-- Start Given data --
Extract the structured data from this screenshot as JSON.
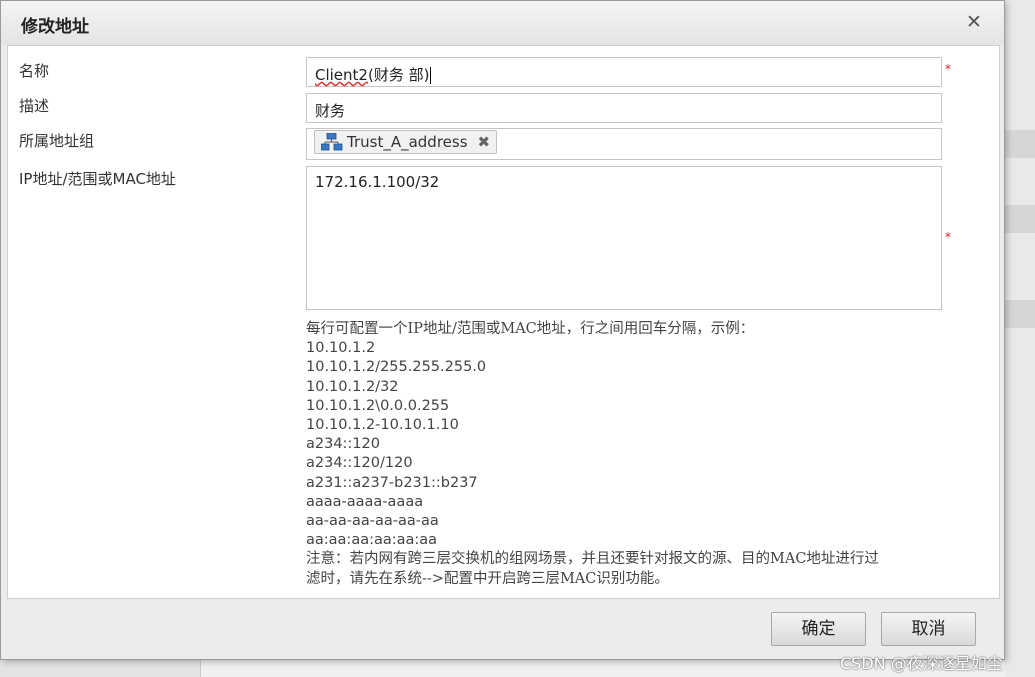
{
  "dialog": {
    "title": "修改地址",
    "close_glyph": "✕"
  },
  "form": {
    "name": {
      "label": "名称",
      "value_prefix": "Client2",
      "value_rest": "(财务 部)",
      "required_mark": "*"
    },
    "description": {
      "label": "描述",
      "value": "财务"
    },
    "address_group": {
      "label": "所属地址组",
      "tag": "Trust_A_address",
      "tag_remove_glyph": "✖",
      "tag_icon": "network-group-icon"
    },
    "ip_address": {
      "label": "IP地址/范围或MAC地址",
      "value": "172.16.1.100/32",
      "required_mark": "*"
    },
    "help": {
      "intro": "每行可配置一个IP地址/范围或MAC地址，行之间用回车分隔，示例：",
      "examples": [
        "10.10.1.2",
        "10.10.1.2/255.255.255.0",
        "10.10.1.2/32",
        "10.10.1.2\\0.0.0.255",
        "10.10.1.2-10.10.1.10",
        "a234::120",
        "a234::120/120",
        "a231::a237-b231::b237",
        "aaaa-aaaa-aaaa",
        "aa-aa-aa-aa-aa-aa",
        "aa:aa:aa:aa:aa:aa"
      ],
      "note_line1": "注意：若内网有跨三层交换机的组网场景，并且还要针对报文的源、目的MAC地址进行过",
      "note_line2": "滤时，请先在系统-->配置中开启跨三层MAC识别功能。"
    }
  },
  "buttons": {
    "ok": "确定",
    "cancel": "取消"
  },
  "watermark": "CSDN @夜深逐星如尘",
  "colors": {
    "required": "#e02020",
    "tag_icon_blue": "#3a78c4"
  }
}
-- End Given data --
**What you should do**
Where a line contains "范围或MAC地址", copy that line.

**Task answer**
      "label": "IP地址/范围或MAC地址",
      "intro": "每行可配置一个IP地址/范围或MAC地址，行之间用回车分隔，示例：",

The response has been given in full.